Collected data
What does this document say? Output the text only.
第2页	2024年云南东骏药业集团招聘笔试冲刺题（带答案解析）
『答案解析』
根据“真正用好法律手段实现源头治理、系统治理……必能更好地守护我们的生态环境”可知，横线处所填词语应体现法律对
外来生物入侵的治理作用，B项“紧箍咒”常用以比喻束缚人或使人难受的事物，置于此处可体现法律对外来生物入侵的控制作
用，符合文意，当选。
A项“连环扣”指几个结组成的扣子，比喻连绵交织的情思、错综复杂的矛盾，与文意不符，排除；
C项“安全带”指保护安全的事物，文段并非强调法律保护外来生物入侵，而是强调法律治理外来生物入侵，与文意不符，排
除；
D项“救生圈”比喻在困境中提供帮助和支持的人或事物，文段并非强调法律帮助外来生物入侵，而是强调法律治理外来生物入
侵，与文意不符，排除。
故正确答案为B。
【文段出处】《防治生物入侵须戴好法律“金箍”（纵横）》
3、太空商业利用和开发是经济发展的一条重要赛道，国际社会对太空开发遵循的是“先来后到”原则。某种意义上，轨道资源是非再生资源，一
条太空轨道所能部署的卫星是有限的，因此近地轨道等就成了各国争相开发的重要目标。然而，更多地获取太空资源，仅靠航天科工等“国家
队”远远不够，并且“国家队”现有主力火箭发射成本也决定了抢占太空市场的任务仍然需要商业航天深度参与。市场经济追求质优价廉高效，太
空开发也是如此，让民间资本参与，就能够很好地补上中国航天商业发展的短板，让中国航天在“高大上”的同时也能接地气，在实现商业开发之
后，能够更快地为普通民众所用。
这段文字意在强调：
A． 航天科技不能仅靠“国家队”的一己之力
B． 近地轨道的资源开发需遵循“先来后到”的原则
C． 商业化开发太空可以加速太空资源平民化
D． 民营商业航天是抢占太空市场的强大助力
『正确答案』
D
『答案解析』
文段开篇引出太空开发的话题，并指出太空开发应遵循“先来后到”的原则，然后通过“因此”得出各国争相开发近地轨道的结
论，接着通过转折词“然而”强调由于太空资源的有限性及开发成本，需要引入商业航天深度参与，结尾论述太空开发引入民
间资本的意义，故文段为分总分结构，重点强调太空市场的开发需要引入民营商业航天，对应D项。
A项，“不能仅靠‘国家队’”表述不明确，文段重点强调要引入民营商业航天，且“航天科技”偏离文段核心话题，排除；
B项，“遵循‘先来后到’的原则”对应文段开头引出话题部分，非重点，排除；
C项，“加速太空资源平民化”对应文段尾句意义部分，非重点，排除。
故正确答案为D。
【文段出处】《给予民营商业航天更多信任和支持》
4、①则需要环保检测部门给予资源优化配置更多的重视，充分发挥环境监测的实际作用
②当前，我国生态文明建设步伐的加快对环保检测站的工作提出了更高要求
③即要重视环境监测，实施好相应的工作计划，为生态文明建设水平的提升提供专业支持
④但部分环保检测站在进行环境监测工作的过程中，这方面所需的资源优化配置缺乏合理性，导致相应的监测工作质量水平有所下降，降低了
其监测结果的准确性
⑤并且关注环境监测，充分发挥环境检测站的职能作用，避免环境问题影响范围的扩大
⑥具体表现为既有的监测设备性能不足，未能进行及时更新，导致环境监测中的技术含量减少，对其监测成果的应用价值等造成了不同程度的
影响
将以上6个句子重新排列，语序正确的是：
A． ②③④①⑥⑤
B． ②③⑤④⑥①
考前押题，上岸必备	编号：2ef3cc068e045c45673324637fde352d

__Exercise directions__:
Word for word, write out the data.

__Exercise solution__:
What does this document say? Output the text only.
第2页	2024年云南东骏药业集团招聘笔试冲刺题（带答案解析）
『答案解析』
根据“真正用好法律手段实现源头治理、系统治理……必能更好地守护我们的生态环境”可知，横线处所填词语应体现法律对
外来生物入侵的治理作用，B项“紧箍咒”常用以比喻束缚人或使人难受的事物，置于此处可体现法律对外来生物入侵的控制作
用，符合文意，当选。
A项“连环扣”指几个结组成的扣子，比喻连绵交织的情思、错综复杂的矛盾，与文意不符，排除；
C项“安全带”指保护安全的事物，文段并非强调法律保护外来生物入侵，而是强调法律治理外来生物入侵，与文意不符，排
除；
D项“救生圈”比喻在困境中提供帮助和支持的人或事物，文段并非强调法律帮助外来生物入侵，而是强调法律治理外来生物入
侵，与文意不符，排除。
故正确答案为B。
【文段出处】《防治生物入侵须戴好法律“金箍”（纵横）》
3、太空商业利用和开发是经济发展的一条重要赛道，国际社会对太空开发遵循的是“先来后到”原则。某种意义上，轨道资源是非再生资源，一
条太空轨道所能部署的卫星是有限的，因此近地轨道等就成了各国争相开发的重要目标。然而，更多地获取太空资源，仅靠航天科工等“国家
队”远远不够，并且“国家队”现有主力火箭发射成本也决定了抢占太空市场的任务仍然需要商业航天深度参与。市场经济追求质优价廉高效，太
空开发也是如此，让民间资本参与，就能够很好地补上中国航天商业发展的短板，让中国航天在“高大上”的同时也能接地气，在实现商业开发之
后，能够更快地为普通民众所用。
这段文字意在强调：
A． 航天科技不能仅靠“国家队”的一己之力
B． 近地轨道的资源开发需遵循“先来后到”的原则
C． 商业化开发太空可以加速太空资源平民化
D． 民营商业航天是抢占太空市场的强大助力
『正确答案』
D
『答案解析』
文段开篇引出太空开发的话题，并指出太空开发应遵循“先来后到”的原则，然后通过“因此”得出各国争相开发近地轨道的结
论，接着通过转折词“然而”强调由于太空资源的有限性及开发成本，需要引入商业航天深度参与，结尾论述太空开发引入民
间资本的意义，故文段为分总分结构，重点强调太空市场的开发需要引入民营商业航天，对应D项。
A项，“不能仅靠‘国家队’”表述不明确，文段重点强调要引入民营商业航天，且“航天科技”偏离文段核心话题，排除；
B项，“遵循‘先来后到’的原则”对应文段开头引出话题部分，非重点，排除；
C项，“加速太空资源平民化”对应文段尾句意义部分，非重点，排除。
故正确答案为D。
【文段出处】《给予民营商业航天更多信任和支持》
4、①则需要环保检测部门给予资源优化配置更多的重视，充分发挥环境监测的实际作用
②当前，我国生态文明建设步伐的加快对环保检测站的工作提出了更高要求
③即要重视环境监测，实施好相应的工作计划，为生态文明建设水平的提升提供专业支持
④但部分环保检测站在进行环境监测工作的过程中，这方面所需的资源优化配置缺乏合理性，导致相应的监测工作质量水平有所下降，降低了
其监测结果的准确性
⑤并且关注环境监测，充分发挥环境检测站的职能作用，避免环境问题影响范围的扩大
⑥具体表现为既有的监测设备性能不足，未能进行及时更新，导致环境监测中的技术含量减少，对其监测成果的应用价值等造成了不同程度的
影响
将以上6个句子重新排列，语序正确的是：
A． ②③④①⑥⑤
B． ②③⑤④⑥①
考前押题，上岸必备	编号：2ef3cc068e045c45673324637fde352d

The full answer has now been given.